--- Start of ENTRIES ---
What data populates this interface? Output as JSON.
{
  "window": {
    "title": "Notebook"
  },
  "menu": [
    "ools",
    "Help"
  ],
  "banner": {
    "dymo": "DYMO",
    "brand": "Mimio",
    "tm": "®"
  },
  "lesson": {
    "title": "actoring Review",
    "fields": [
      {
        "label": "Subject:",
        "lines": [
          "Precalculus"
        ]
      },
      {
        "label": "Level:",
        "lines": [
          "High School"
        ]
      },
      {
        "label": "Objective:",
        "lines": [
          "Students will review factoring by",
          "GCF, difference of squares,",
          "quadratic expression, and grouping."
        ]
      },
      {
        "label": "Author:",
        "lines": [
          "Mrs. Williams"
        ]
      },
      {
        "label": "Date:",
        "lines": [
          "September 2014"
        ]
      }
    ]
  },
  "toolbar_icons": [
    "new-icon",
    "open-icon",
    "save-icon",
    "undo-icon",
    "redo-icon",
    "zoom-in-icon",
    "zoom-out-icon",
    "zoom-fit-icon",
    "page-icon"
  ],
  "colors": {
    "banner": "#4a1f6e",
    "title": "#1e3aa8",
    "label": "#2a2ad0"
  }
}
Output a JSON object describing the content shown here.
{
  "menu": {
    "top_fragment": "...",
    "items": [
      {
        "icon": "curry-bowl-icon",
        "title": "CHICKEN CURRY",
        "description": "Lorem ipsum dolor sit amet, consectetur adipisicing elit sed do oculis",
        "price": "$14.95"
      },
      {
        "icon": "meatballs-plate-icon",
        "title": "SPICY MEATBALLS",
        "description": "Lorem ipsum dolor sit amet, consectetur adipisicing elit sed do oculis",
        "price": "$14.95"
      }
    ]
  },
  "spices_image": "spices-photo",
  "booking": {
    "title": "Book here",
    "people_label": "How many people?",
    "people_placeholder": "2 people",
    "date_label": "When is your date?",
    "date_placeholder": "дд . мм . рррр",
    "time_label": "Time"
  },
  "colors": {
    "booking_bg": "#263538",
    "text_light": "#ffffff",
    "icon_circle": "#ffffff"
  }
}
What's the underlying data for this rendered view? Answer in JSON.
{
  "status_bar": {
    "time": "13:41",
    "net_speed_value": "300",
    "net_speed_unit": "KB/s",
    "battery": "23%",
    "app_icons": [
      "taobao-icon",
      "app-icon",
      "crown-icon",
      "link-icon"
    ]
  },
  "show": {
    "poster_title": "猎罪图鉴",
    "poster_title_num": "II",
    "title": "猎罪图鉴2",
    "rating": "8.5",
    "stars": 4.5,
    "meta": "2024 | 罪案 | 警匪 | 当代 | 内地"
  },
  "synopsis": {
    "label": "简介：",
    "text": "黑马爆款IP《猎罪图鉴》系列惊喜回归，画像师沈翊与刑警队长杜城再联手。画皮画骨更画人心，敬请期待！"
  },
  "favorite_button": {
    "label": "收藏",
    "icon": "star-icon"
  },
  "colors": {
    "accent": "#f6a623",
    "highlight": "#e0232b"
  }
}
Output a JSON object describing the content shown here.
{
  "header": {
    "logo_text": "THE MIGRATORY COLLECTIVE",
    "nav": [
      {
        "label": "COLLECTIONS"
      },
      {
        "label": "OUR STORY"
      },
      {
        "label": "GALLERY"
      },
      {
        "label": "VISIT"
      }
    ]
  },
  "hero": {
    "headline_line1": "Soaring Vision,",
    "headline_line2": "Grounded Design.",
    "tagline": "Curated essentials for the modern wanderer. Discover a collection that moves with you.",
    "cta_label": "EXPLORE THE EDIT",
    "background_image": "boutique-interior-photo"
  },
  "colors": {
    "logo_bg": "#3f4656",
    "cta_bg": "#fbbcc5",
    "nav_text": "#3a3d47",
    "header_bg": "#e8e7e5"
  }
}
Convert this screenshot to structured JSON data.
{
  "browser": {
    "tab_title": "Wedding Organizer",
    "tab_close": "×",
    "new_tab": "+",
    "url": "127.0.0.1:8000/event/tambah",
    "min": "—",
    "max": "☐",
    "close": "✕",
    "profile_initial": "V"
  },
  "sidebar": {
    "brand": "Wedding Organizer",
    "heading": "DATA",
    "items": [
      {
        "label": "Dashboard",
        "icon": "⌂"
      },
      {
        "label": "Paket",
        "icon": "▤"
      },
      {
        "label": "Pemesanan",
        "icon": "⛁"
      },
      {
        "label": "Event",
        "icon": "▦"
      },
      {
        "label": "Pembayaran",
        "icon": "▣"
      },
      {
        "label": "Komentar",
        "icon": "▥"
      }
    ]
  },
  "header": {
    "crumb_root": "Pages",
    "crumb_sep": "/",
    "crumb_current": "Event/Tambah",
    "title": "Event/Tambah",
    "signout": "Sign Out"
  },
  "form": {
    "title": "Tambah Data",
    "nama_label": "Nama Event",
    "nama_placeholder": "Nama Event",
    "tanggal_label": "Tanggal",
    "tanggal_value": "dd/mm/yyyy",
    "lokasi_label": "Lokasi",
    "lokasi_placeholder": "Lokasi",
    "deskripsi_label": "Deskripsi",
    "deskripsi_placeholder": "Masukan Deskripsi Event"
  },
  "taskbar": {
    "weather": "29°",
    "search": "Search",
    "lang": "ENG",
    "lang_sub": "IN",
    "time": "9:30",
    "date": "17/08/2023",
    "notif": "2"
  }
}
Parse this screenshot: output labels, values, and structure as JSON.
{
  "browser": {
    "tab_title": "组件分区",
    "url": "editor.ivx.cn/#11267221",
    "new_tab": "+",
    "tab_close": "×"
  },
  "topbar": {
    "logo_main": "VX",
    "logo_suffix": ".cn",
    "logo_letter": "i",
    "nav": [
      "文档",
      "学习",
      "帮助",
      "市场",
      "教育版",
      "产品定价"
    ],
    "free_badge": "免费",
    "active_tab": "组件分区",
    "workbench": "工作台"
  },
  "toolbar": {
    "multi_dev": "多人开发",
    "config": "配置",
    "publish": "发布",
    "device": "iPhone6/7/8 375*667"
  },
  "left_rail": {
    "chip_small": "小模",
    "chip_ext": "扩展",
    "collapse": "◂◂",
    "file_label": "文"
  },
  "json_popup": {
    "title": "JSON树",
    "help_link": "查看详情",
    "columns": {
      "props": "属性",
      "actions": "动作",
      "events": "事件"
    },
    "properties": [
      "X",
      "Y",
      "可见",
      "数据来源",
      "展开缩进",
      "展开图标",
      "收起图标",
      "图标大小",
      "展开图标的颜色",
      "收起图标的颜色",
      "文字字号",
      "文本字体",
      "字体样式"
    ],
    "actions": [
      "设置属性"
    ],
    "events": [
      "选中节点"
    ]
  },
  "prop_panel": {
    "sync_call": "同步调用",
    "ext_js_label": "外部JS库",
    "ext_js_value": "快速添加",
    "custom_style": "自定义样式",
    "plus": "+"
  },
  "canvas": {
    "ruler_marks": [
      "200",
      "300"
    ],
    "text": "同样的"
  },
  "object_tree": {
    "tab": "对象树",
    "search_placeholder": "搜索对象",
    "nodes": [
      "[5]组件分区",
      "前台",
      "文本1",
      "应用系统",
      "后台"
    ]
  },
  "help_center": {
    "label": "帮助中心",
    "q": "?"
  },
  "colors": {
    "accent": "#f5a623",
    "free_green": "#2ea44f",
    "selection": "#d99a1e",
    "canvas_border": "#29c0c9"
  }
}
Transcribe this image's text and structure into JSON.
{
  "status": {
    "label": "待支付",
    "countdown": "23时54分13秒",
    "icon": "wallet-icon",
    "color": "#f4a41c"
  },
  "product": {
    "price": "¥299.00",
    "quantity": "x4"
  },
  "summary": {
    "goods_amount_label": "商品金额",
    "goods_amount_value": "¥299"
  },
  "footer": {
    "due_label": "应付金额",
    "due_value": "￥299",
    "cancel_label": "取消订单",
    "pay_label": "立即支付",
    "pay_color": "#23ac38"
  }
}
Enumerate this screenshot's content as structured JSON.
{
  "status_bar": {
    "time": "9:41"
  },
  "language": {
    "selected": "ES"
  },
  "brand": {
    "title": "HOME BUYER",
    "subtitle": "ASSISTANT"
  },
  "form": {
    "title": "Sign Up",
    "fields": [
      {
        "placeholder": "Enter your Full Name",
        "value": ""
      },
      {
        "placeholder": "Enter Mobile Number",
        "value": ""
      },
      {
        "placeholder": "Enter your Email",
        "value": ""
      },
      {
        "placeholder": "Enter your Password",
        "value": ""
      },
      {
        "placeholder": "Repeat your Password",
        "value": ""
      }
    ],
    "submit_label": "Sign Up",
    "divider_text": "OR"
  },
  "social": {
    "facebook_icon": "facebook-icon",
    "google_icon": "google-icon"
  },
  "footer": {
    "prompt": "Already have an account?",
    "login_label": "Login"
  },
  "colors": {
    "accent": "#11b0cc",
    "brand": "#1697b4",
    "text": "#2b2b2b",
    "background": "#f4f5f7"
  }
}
--- End of ENTRIES ---
DIRECTIONS | From the entries above, extract every line where the word "brand" appears.

SOLUTION TO THIS TASK |
    "brand": "Mimio",
    "brand": "Wedding Organizer",
  "brand": {
    "brand": "#1697b4",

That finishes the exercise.